***** ENTRIES SUPPLIED *****

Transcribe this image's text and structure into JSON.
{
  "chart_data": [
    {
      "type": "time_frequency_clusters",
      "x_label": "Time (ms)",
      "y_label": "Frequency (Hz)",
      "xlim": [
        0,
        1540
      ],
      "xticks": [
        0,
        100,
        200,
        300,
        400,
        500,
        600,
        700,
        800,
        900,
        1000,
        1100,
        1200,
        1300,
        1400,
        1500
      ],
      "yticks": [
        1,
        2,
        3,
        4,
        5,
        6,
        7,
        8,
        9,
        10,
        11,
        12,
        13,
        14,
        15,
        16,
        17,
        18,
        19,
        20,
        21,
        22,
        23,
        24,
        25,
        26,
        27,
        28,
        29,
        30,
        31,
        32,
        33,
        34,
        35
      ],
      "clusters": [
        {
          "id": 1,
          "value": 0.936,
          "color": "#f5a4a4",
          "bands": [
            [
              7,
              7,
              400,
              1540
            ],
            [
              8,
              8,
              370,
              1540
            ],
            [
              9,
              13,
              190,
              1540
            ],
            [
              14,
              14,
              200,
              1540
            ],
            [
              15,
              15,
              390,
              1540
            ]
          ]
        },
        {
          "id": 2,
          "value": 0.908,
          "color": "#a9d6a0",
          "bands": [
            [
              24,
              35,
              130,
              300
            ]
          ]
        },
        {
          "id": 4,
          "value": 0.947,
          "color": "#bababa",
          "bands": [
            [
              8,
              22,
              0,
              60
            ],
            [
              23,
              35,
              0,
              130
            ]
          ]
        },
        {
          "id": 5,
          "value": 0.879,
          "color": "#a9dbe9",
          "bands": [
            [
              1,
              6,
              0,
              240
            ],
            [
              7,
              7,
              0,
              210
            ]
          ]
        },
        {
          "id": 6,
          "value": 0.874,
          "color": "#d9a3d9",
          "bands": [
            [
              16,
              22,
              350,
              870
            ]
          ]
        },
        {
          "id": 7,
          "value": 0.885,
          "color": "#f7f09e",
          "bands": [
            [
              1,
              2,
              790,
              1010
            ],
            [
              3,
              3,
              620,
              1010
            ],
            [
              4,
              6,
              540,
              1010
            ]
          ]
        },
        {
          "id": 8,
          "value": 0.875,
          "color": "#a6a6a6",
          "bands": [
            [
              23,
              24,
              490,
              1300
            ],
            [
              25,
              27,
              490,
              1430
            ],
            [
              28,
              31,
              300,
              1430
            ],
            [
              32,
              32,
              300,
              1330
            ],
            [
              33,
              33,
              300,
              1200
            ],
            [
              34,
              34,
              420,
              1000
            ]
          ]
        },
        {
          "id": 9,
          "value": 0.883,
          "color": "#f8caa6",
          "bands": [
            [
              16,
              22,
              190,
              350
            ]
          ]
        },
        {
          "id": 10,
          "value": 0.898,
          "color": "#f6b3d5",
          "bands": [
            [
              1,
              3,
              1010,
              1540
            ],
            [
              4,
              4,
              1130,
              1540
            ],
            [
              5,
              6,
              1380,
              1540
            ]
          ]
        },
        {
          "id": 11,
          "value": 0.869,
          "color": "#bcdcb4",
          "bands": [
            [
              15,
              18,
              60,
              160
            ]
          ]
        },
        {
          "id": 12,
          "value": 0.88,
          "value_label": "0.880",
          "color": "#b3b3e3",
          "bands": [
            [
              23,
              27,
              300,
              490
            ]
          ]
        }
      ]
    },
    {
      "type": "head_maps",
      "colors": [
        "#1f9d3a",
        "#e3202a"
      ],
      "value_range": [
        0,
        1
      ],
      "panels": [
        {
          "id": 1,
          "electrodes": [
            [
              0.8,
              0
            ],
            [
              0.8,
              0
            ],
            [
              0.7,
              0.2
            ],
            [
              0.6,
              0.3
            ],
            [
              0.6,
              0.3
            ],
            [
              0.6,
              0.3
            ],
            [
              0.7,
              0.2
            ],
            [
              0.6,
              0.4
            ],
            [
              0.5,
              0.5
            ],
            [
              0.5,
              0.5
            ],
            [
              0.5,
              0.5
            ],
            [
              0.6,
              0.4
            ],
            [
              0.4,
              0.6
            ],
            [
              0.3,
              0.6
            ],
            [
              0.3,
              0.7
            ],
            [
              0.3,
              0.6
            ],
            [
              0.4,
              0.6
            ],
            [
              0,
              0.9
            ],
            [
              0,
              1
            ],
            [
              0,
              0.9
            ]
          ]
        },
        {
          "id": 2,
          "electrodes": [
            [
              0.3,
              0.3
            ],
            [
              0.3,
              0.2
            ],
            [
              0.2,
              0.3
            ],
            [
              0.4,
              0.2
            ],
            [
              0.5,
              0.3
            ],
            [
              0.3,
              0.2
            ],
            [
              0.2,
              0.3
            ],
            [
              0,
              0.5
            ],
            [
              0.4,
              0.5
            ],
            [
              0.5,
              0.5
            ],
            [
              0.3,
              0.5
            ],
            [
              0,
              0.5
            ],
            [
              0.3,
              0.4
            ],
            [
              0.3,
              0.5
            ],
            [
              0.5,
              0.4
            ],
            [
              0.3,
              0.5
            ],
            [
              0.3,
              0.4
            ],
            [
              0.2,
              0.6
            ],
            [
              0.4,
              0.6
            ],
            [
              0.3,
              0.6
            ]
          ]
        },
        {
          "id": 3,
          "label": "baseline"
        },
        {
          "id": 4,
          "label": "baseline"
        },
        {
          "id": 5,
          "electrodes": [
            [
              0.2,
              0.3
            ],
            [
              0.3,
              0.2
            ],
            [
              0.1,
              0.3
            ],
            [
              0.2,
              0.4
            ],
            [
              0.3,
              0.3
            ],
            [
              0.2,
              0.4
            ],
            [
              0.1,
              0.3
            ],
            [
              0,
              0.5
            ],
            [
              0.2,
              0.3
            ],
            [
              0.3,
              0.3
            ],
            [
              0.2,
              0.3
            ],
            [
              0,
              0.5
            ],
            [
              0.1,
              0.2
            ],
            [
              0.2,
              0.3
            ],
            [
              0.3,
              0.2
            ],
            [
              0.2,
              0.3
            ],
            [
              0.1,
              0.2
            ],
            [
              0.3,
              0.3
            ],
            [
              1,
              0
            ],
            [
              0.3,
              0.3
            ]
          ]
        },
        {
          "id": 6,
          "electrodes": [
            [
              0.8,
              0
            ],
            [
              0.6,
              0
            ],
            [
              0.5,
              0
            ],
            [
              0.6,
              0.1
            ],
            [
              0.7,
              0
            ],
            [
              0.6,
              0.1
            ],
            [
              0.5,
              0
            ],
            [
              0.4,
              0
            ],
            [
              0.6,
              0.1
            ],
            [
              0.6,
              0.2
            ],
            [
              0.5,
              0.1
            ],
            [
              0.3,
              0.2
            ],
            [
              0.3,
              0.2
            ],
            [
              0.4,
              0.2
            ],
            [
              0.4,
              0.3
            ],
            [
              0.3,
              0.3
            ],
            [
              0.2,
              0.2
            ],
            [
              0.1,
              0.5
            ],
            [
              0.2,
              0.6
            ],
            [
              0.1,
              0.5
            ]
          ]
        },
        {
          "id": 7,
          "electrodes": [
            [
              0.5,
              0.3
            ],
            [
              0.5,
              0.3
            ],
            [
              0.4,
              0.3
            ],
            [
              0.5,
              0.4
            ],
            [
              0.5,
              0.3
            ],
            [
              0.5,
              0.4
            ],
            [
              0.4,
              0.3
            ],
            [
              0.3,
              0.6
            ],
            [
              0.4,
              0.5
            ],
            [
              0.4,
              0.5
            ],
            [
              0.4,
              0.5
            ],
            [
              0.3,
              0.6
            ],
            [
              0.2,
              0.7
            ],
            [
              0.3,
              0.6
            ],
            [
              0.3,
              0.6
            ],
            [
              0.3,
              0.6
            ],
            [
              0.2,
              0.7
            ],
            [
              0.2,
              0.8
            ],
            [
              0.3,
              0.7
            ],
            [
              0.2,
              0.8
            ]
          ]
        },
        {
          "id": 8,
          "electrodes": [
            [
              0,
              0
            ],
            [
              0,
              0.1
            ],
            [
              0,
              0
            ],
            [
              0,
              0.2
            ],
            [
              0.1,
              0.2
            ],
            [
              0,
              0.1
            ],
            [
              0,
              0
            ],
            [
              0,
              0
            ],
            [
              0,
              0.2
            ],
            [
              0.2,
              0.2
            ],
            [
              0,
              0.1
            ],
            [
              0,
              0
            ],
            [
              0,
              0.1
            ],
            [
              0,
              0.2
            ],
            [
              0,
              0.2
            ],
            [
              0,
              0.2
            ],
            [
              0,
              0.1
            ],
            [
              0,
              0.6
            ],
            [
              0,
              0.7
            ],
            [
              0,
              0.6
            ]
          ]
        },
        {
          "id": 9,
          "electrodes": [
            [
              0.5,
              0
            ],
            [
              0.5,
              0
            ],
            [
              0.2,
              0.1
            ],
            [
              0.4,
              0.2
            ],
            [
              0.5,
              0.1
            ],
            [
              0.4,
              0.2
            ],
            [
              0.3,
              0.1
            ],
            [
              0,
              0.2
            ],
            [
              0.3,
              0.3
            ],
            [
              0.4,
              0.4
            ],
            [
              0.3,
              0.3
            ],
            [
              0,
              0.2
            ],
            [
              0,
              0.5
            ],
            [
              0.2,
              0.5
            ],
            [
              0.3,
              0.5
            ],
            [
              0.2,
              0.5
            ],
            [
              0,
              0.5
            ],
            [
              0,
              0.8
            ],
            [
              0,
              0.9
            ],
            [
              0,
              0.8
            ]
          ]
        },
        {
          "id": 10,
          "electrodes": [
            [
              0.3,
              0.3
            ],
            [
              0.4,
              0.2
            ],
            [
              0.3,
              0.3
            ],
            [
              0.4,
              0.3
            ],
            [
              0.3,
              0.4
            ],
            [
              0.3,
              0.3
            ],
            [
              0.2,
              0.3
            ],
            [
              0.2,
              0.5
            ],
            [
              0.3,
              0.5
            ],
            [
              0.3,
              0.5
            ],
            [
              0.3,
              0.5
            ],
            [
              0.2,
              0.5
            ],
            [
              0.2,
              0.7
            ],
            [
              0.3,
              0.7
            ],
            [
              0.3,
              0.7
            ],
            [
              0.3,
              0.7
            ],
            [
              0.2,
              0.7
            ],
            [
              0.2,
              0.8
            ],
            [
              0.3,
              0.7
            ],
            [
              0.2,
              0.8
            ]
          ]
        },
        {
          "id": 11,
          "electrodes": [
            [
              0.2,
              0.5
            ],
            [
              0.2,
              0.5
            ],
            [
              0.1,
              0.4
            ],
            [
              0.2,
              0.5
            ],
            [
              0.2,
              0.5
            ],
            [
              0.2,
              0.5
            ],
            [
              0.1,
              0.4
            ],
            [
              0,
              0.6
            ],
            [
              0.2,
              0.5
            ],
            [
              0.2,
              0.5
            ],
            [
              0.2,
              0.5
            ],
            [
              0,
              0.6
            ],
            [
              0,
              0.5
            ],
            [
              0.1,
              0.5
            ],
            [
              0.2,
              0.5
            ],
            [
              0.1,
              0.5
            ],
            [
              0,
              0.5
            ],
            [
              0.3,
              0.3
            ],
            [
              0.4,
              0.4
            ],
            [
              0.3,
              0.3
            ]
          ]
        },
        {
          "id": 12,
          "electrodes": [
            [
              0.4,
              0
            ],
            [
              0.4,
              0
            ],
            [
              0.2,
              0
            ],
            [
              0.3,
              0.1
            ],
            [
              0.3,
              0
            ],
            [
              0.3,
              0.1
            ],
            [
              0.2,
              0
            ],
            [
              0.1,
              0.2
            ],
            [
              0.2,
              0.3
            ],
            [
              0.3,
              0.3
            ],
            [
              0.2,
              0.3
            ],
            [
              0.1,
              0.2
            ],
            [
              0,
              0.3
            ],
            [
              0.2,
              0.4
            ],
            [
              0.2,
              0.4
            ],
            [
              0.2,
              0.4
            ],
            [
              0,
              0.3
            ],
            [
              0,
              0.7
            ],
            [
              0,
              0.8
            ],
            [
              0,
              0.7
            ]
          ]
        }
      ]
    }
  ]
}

*****

**YOUR GOAL**:
Identify the lines in the entries that hold "type" and return each one.

**FINAL RESULT**:
      "type": "time_frequency_clusters",
      "type": "head_maps",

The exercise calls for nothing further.